The opinion of the court was delivered by: Ellen Segal Huvelle United States District Judge


This matter is before the Court on defendants' motion to dismiss. The motion will be granted, and this action will be dismissed with prejudice.


Plaintiff finds himself in the custody of the U.S. Immigration and Customs Enforcement ("ICE"), a component of the United States Department of Homeland Security, as a result of these events:

On October 22, 2001, Petitioner Ali Partovi, who claims to have been born in Iran, arrived in the United States from Japan and applied for admission as a visitor under the Visa Waiver Program using a fraudulent Italian passport bearing the name Michelle Franchini. Partovi was accompanied by Farzon Hatami Aghdam. The United States Immigration and Naturalization Service ("INS") detained both Partovi and Aghdam and determined that they were using false passports. Upon being interviewed, both claimed to be refugees from Tehran, Iran. Partovi stated he was Armenian Catholic and, due to his religious beliefs, could not return to Iran.

As a result to his use of a false passport, Partovi was paroled into the United States for prosecution, and due to his claims of fear of returning to Iran, Partovi was placed into removal proceedings to adjudicate his application for asylum, withholding and protection under the Convention Against Torture.

On January 7, 2002, Partovi submitted to the INS an Application for Asylum and for Withholding of Removal. In the Application, Partovi identified his present nationality as Iranian and identified his religion as Roman Catholic. He sought asylum or withholding of removal based on his religion and the Convention Against Torture.

On April 17, 2002, Partovi pleaded guilty to one count of False Use of a Passport under 18 U.S.C. § 1543.

On May 3, 2002, the Immigration Court held a hearing on Partovi's application for asylum, withholding of removal and protection under the Convention Against Torture. At the conclusion of the hearing, Immigration Judge Dayna Dias denied Partovi's request for asylum, noting that the "application is frivolous." The judge also denied Partovi's request for withholding of removal and found him ineligible for deferral of removal under the Convention Against Torture. Partovi reserved appeal and the Order indicates that the appeal was due by June 3, 2002. Partovi did not appeal the Order.

Partovi v. Ashcroft, No. 03-CV-1098, 2005 U.S. Dist. LEXIS 32520, at *3 (D. Ariz. Oct. 18, 2005) (Magistrate Judge Report and Recommendation) (internal citations omitted), adopted, 2005 U.S. Dist. LEXIS 32510, at *2 (D. Ariz. Dec. 8, 2005). Plaintiff filed a petition for a writ of habeas corpus in the United States District Court for the District of Arizona. See id. That court denied the habeas petition in part and transferred to the United States Court of Appeals for the Ninth Circuit the portion of the petition deemed to be a challenge to the Immigration Judge's decision. See id. The Ninth Circuit concluded that it lacked jurisdiction over plaintiff's claim due to his "failure to seek review from the [Bureau of Immigration Appeals] the [Immigration Judge's] denial of his asylum application [which] constitutes a failure to exhaust administrative remedies . . . ." Partovi v. Gonzales, 239 F. App'x 397, 398 (9th Cir. 2007).

---*---

*SET EXERCISE*. Write out the court opinion again, everything from "On May 3, 2002, the" down to "appeal the Order.", and substitute "the ruling" for "the Order" each time it occurs.

*RECORDED INFORMATION*.
---*---

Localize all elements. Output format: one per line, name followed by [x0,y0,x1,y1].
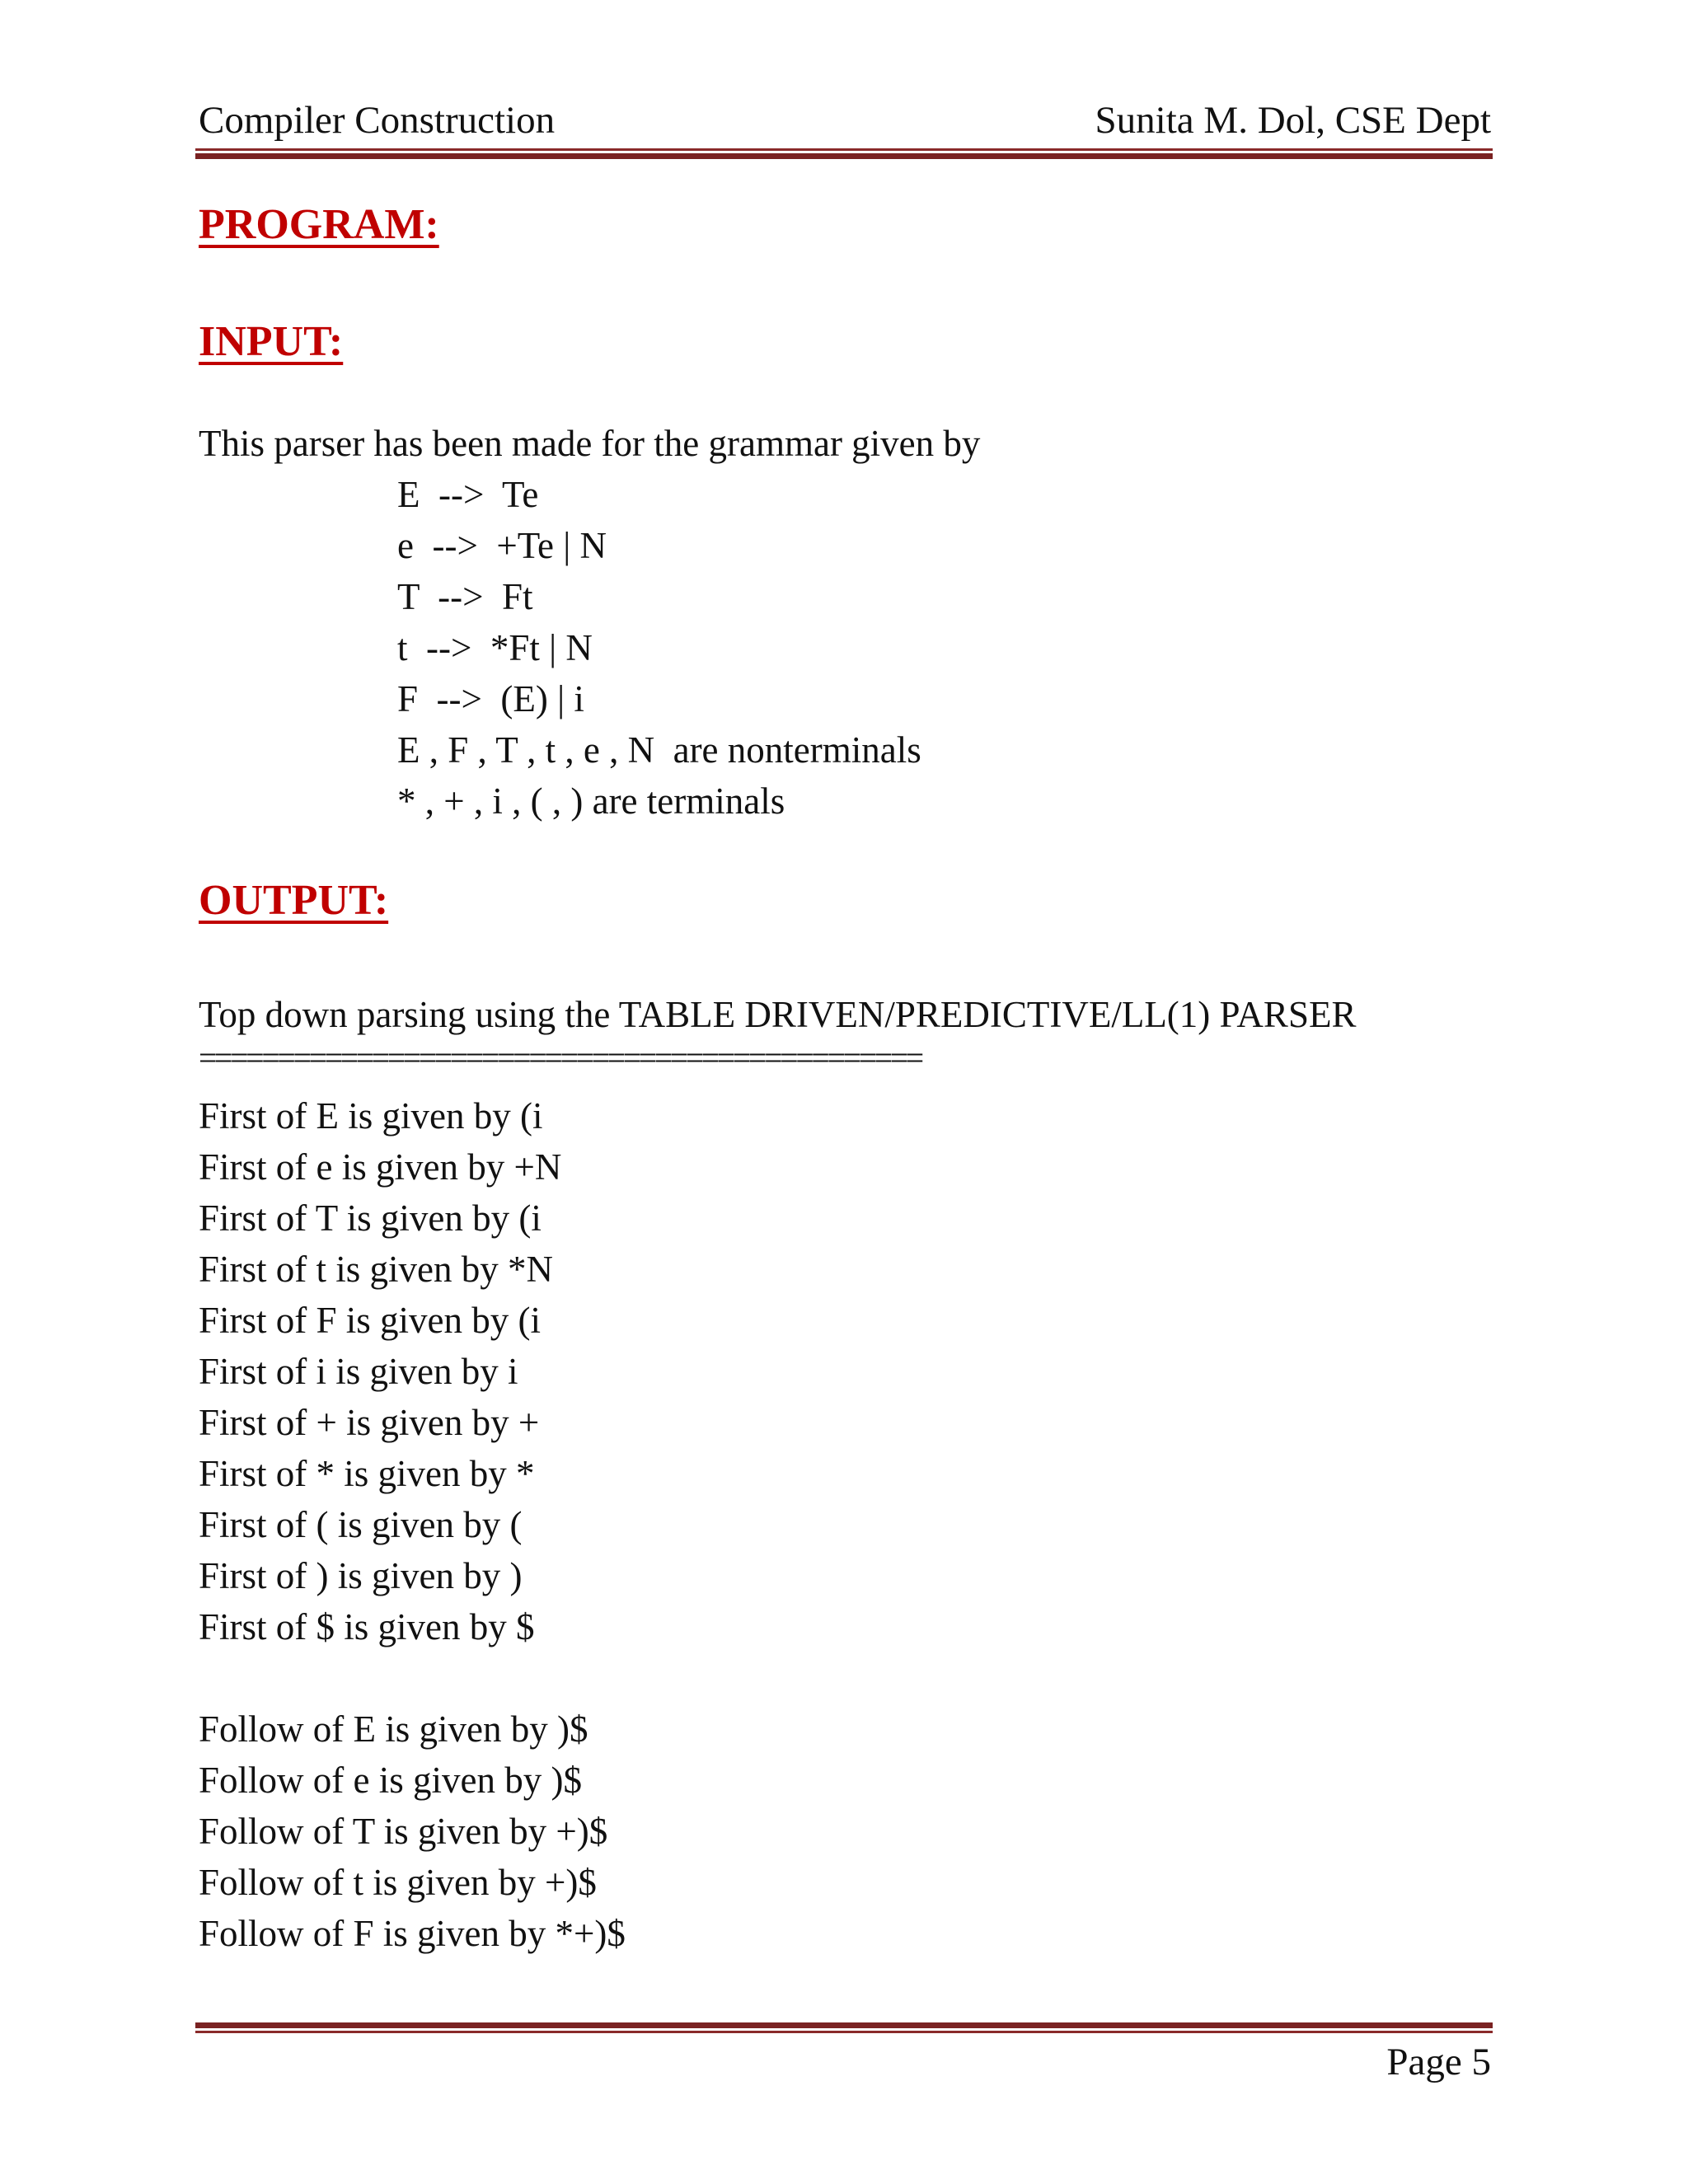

---*---

*COMPLETE ANSWER*.
On May 3, 2002, the Immigration Court held a hearing on Partovi's application for asylum, withholding of removal and protection under the Convention Against Torture. At the conclusion of the hearing, Immigration Judge Dayna Dias denied Partovi's request for asylum, noting that the "application is frivolous." The judge also denied Partovi's request for withholding of removal and found him ineligible for deferral of removal under the Convention Against Torture. Partovi reserved appeal and the ruling indicates that the appeal was due by June 3, 2002. Partovi did not appeal the ruling.